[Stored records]
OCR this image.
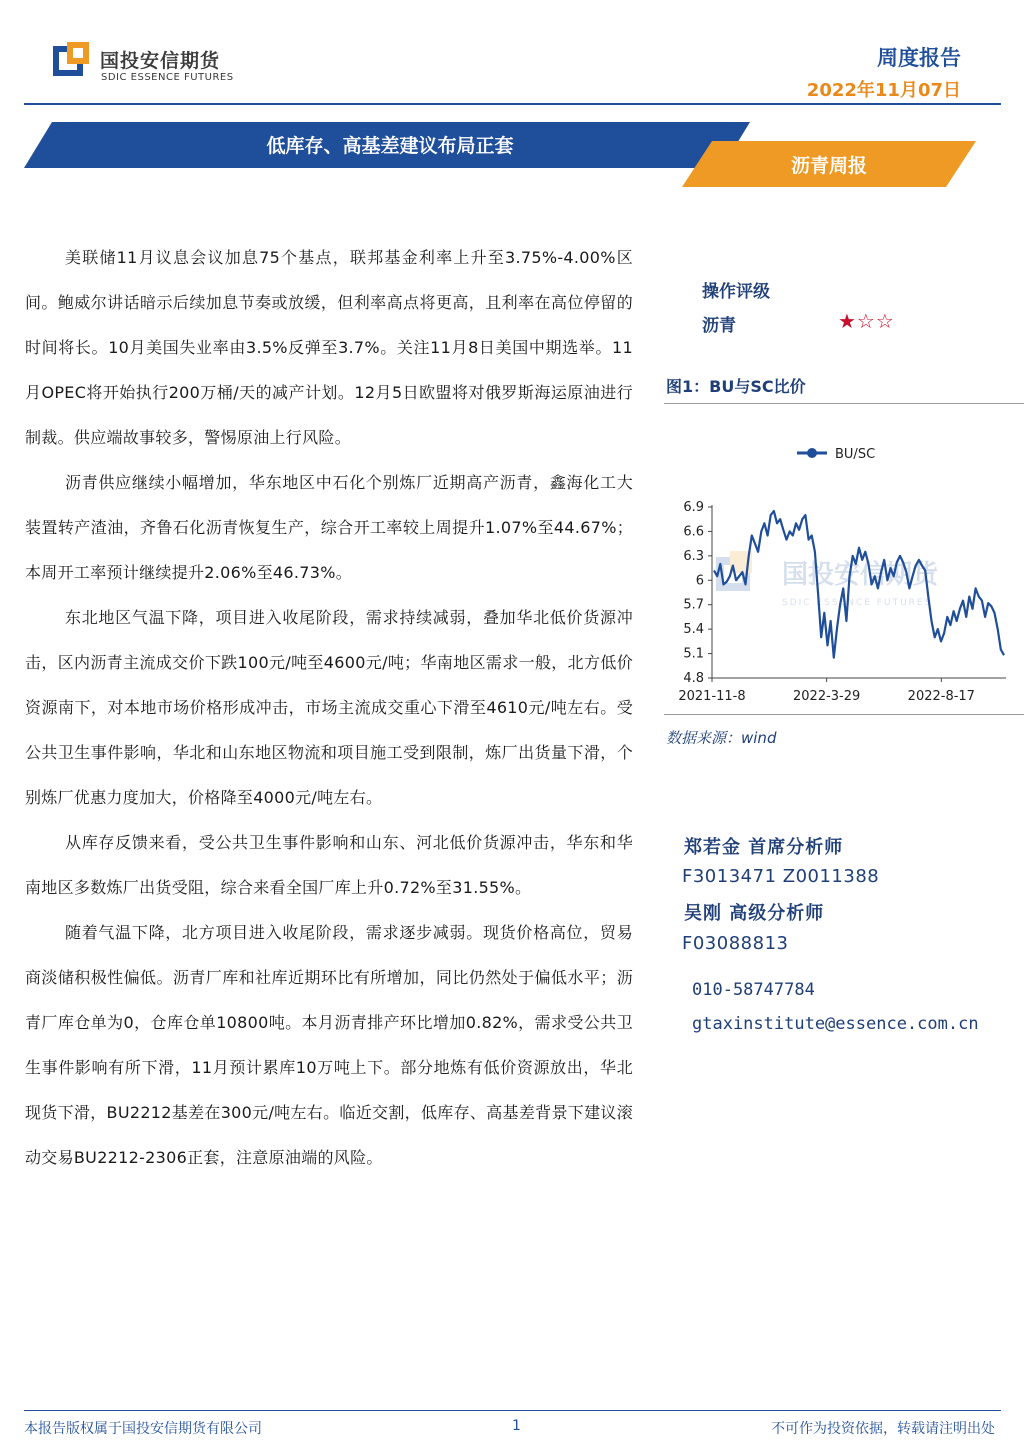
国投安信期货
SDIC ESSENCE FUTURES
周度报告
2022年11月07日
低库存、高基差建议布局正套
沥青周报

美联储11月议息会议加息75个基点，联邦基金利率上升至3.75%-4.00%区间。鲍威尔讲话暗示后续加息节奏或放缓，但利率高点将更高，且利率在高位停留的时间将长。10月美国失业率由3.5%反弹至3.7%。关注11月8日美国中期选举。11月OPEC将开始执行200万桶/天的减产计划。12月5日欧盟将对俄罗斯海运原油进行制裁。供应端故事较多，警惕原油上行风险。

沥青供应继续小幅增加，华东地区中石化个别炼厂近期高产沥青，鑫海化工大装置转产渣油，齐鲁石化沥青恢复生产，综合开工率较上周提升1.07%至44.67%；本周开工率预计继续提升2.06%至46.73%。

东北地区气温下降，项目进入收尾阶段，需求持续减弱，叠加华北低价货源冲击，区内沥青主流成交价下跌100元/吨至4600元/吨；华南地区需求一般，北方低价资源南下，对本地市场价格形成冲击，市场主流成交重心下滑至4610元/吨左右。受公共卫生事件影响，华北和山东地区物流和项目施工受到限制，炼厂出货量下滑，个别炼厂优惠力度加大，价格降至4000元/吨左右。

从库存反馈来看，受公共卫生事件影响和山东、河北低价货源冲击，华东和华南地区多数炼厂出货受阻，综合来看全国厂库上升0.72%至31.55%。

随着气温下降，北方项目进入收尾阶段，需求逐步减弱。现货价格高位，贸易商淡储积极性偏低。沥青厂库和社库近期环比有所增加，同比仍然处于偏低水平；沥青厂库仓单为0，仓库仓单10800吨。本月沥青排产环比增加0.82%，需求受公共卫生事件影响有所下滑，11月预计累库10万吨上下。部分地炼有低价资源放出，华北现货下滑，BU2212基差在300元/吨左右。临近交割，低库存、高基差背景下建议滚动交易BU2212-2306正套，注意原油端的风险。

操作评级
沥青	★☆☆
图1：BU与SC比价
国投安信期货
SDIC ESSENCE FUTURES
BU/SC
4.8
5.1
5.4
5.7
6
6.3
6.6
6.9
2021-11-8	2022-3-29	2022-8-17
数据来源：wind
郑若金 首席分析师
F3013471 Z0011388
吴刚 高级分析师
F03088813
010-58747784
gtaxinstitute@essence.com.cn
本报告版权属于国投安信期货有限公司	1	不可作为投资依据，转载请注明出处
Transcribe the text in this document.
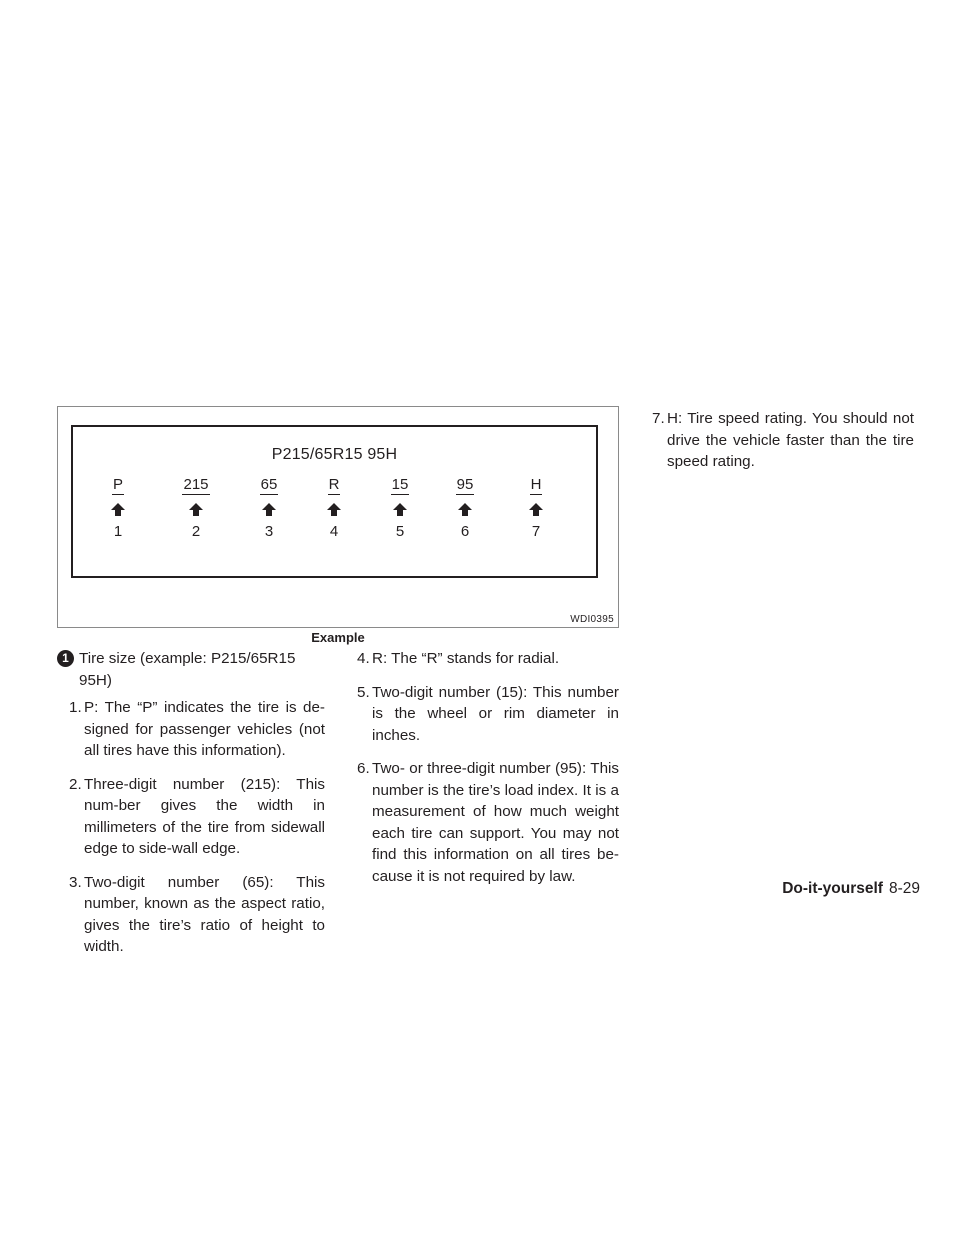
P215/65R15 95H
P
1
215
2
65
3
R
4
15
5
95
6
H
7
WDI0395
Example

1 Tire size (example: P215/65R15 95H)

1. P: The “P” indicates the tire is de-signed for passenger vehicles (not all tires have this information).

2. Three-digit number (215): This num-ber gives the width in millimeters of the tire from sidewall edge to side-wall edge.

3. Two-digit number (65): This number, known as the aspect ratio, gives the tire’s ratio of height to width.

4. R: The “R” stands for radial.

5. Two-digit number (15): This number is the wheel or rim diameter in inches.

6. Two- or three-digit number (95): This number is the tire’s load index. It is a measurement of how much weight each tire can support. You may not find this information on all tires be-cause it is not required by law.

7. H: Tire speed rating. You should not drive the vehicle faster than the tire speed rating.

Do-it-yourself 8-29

...

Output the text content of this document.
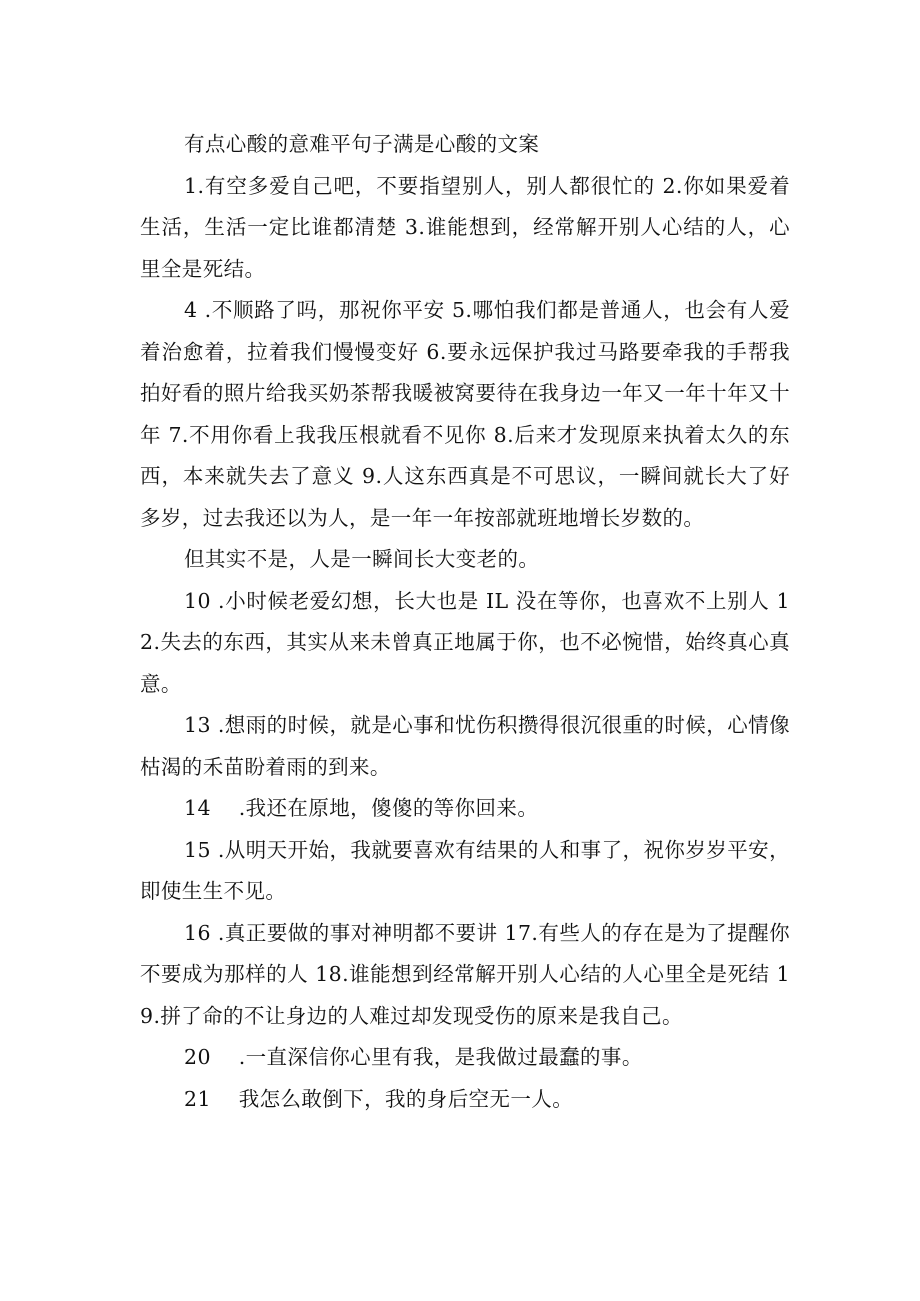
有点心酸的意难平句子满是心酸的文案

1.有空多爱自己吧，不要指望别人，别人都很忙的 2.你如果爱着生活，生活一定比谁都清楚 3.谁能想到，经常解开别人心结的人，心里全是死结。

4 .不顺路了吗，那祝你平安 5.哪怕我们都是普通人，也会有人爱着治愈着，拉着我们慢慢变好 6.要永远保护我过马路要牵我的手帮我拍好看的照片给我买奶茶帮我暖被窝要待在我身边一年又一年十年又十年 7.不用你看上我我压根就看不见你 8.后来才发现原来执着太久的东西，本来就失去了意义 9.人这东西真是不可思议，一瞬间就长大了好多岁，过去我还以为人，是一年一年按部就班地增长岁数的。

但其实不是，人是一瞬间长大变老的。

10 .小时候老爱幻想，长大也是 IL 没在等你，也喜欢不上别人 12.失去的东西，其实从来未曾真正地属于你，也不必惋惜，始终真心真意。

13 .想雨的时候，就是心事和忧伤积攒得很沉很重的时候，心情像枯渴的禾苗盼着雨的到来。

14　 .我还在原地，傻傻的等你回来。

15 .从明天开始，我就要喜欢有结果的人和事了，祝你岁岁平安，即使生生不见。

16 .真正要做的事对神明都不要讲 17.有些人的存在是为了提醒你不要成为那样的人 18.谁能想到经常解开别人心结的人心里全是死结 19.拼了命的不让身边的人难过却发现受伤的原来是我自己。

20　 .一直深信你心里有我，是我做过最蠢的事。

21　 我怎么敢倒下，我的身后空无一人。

---

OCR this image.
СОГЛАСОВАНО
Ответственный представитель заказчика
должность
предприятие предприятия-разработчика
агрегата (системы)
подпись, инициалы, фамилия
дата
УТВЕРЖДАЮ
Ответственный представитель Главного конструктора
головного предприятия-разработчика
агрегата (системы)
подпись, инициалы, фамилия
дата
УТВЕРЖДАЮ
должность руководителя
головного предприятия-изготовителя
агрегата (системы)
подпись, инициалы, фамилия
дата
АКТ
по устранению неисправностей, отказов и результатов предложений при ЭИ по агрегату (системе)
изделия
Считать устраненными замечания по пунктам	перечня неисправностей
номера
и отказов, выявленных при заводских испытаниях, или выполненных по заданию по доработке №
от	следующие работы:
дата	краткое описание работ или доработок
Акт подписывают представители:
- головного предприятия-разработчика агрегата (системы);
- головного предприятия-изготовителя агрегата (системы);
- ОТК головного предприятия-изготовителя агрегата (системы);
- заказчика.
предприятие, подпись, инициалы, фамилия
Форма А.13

» **Exercise prompt**:
Which lines above contain the word "неисправностей"? Copy each of them.

» **Complete response**:
по устранению неисправностей, отказов и результатов предложений при ЭИ по агрегату (системе)
Считать устраненными замечания по пунктам	перечня неисправностей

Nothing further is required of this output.